TASK MATERIAL:
-=-=-=-=-
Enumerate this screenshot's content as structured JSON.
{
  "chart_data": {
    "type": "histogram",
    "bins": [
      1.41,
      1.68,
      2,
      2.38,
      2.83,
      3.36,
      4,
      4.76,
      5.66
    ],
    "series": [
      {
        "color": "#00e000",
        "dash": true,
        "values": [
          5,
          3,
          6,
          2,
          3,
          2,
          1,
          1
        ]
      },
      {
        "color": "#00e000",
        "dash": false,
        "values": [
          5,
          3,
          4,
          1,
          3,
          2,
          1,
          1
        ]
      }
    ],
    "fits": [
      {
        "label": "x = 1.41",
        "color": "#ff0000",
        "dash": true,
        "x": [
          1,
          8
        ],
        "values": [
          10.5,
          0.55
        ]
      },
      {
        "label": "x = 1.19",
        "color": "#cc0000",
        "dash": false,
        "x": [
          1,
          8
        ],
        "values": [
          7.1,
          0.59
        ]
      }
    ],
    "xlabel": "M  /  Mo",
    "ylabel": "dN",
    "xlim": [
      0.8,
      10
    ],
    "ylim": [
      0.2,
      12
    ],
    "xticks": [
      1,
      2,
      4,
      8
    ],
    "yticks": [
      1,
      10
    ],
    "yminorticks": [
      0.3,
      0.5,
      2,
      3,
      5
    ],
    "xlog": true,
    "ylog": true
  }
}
-=-=-=-=-
GOAL:
Repeat every entry exactly, please.

RESPONSE TO THIS EXERCISE:
Enumerate this screenshot's content as structured JSON.
{
  "chart_data": {
    "type": "histogram",
    "bins": [
      1.41,
      1.68,
      2,
      2.38,
      2.83,
      3.36,
      4,
      4.76,
      5.66
    ],
    "series": [
      {
        "color": "#00e000",
        "dash": true,
        "values": [
          5,
          3,
          6,
          2,
          3,
          2,
          1,
          1
        ]
      },
      {
        "color": "#00e000",
        "dash": false,
        "values": [
          5,
          3,
          4,
          1,
          3,
          2,
          1,
          1
        ]
      }
    ],
    "fits": [
      {
        "label": "x = 1.41",
        "color": "#ff0000",
        "dash": true,
        "x": [
          1,
          8
        ],
        "values": [
          10.5,
          0.55
        ]
      },
      {
        "label": "x = 1.19",
        "color": "#cc0000",
        "dash": false,
        "x": [
          1,
          8
        ],
        "values": [
          7.1,
          0.59
        ]
      }
    ],
    "xlabel": "M  /  Mo",
    "ylabel": "dN",
    "xlim": [
      0.8,
      10
    ],
    "ylim": [
      0.2,
      12
    ],
    "xticks": [
      1,
      2,
      4,
      8
    ],
    "yticks": [
      1,
      10
    ],
    "yminorticks": [
      0.3,
      0.5,
      2,
      3,
      5
    ],
    "xlog": true,
    "ylog": true
  }
}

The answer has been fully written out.